### Problem to solve
Reproduce the listing verbatim.

### Input records
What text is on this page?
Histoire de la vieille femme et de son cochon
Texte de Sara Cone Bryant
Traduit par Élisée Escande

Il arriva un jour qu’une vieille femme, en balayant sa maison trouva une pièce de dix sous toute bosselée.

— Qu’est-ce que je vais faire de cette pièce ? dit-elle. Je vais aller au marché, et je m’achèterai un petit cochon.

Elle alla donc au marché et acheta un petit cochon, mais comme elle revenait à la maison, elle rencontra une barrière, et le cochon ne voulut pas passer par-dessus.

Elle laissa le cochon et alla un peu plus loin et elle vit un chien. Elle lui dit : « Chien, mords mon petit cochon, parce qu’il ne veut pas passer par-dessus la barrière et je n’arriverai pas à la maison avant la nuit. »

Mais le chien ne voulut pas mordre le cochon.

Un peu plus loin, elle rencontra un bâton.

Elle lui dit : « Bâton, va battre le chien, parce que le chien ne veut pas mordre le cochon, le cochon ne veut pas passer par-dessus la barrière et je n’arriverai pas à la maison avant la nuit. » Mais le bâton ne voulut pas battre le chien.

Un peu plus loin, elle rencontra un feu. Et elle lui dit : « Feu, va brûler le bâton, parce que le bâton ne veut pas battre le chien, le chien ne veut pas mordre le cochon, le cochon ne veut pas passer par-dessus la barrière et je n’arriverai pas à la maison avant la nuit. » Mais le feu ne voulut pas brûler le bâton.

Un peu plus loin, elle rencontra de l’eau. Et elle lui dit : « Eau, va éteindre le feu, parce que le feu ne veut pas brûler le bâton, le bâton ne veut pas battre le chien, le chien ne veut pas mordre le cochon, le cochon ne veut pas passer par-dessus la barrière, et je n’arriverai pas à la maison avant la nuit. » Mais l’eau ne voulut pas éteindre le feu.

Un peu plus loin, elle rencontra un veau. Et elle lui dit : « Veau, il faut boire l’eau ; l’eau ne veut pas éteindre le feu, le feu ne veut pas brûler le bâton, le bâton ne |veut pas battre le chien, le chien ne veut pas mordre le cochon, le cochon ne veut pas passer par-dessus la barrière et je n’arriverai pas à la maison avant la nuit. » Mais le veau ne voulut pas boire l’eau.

### Task answer
What text is on this page?
Histoire de la vieille femme et de son cochon
Texte de Sara Cone Bryant
Traduit par Élisée Escande

Il arriva un jour qu’une vieille femme, en balayant sa maison trouva une pièce de dix sous toute bosselée.

— Qu’est-ce que je vais faire de cette pièce ? dit-elle. Je vais aller au marché, et je m’achèterai un petit cochon.

Elle alla donc au marché et acheta un petit cochon, mais comme elle revenait à la maison, elle rencontra une barrière, et le cochon ne voulut pas passer par-dessus.

Elle laissa le cochon et alla un peu plus loin et elle vit un chien. Elle lui dit : « Chien, mords mon petit cochon, parce qu’il ne veut pas passer par-dessus la barrière et je n’arriverai pas à la maison avant la nuit. »

Mais le chien ne voulut pas mordre le cochon.

Un peu plus loin, elle rencontra un bâton.

Elle lui dit : « Bâton, va battre le chien, parce que le chien ne veut pas mordre le cochon, le cochon ne veut pas passer par-dessus la barrière et je n’arriverai pas à la maison avant la nuit. » Mais le bâton ne voulut pas battre le chien.

Un peu plus loin, elle rencontra un feu. Et elle lui dit : « Feu, va brûler le bâton, parce que le bâton ne veut pas battre le chien, le chien ne veut pas mordre le cochon, le cochon ne veut pas passer par-dessus la barrière et je n’arriverai pas à la maison avant la nuit. » Mais le feu ne voulut pas brûler le bâton.

Un peu plus loin, elle rencontra de l’eau. Et elle lui dit : « Eau, va éteindre le feu, parce que le feu ne veut pas brûler le bâton, le bâton ne veut pas battre le chien, le chien ne veut pas mordre le cochon, le cochon ne veut pas passer par-dessus la barrière, et je n’arriverai pas à la maison avant la nuit. » Mais l’eau ne voulut pas éteindre le feu.

Un peu plus loin, elle rencontra un veau. Et elle lui dit : « Veau, il faut boire l’eau ; l’eau ne veut pas éteindre le feu, le feu ne veut pas brûler le bâton, le bâton ne |veut pas battre le chien, le chien ne veut pas mordre le cochon, le cochon ne veut pas passer par-dessus la barrière et je n’arriverai pas à la maison avant la nuit. » Mais le veau ne voulut pas boire l’eau.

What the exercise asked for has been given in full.